Restate, word for word, every line of the data.

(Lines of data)
▬▬▬
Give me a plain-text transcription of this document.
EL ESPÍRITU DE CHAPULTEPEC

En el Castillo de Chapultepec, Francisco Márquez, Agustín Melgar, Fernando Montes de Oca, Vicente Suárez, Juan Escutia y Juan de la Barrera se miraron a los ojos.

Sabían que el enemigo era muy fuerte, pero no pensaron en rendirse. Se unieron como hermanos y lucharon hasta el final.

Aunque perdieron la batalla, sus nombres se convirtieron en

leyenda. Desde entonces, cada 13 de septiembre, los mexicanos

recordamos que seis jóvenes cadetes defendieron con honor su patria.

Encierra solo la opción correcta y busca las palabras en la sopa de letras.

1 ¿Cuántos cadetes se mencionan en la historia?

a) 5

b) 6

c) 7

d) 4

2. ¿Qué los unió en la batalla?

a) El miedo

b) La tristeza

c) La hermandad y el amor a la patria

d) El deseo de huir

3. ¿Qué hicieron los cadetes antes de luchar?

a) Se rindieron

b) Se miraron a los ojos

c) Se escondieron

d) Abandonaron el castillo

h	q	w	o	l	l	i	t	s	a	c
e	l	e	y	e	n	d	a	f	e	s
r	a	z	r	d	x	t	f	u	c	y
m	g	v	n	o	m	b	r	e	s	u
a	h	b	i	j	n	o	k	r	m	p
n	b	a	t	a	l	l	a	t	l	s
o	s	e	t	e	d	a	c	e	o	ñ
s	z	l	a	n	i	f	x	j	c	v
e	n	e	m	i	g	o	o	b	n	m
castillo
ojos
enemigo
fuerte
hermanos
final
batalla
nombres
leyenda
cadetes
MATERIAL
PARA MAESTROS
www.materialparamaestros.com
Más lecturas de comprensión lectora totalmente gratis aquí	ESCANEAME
▬▬▬
> **The output**
Give me a plain-text transcription of this document.
EL ESPÍRITU DE CHAPULTEPEC

En el Castillo de Chapultepec, Francisco Márquez, Agustín Melgar, Fernando Montes de Oca, Vicente Suárez, Juan Escutia y Juan de la Barrera se miraron a los ojos.

Sabían que el enemigo era muy fuerte, pero no pensaron en rendirse. Se unieron como hermanos y lucharon hasta el final.

Aunque perdieron la batalla, sus nombres se convirtieron en

leyenda. Desde entonces, cada 13 de septiembre, los mexicanos

recordamos que seis jóvenes cadetes defendieron con honor su patria.

Encierra solo la opción correcta y busca las palabras en la sopa de letras.

1 ¿Cuántos cadetes se mencionan en la historia?

a) 5

b) 6

c) 7

d) 4

2. ¿Qué los unió en la batalla?

a) El miedo

b) La tristeza

c) La hermandad y el amor a la patria

d) El deseo de huir

3. ¿Qué hicieron los cadetes antes de luchar?

a) Se rindieron

b) Se miraron a los ojos

c) Se escondieron

d) Abandonaron el castillo

h	q	w	o	l	l	i	t	s	a	c
e	l	e	y	e	n	d	a	f	e	s
r	a	z	r	d	x	t	f	u	c	y
m	g	v	n	o	m	b	r	e	s	u
a	h	b	i	j	n	o	k	r	m	p
n	b	a	t	a	l	l	a	t	l	s
o	s	e	t	e	d	a	c	e	o	ñ
s	z	l	a	n	i	f	x	j	c	v
e	n	e	m	i	g	o	o	b	n	m
castillo
ojos
enemigo
fuerte
hermanos
final
batalla
nombres
leyenda
cadetes
MATERIAL
PARA MAESTROS
www.materialparamaestros.com
Más lecturas de comprensión lectora totalmente gratis aquí	ESCANEAME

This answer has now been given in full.